=== Task data ===
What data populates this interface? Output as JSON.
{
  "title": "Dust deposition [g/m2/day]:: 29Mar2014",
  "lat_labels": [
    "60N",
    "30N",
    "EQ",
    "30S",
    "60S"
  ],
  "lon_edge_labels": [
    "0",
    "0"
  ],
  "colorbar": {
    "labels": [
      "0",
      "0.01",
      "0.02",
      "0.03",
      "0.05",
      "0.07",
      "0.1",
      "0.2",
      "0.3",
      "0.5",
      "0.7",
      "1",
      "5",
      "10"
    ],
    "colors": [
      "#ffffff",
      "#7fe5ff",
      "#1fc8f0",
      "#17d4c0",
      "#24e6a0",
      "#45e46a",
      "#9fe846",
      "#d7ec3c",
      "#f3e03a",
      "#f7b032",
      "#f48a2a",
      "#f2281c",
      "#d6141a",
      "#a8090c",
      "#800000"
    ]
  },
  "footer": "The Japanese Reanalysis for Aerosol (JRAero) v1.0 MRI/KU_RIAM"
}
===
#### Objective:
Please output the entries above, every line exactly as it reads.

#### Solved problem:
What data populates this interface? Output as JSON.
{
  "title": "Dust deposition [g/m2/day]:: 29Mar2014",
  "lat_labels": [
    "60N",
    "30N",
    "EQ",
    "30S",
    "60S"
  ],
  "lon_edge_labels": [
    "0",
    "0"
  ],
  "colorbar": {
    "labels": [
      "0",
      "0.01",
      "0.02",
      "0.03",
      "0.05",
      "0.07",
      "0.1",
      "0.2",
      "0.3",
      "0.5",
      "0.7",
      "1",
      "5",
      "10"
    ],
    "colors": [
      "#ffffff",
      "#7fe5ff",
      "#1fc8f0",
      "#17d4c0",
      "#24e6a0",
      "#45e46a",
      "#9fe846",
      "#d7ec3c",
      "#f3e03a",
      "#f7b032",
      "#f48a2a",
      "#f2281c",
      "#d6141a",
      "#a8090c",
      "#800000"
    ]
  },
  "footer": "The Japanese Reanalysis for Aerosol (JRAero) v1.0 MRI/KU_RIAM"
}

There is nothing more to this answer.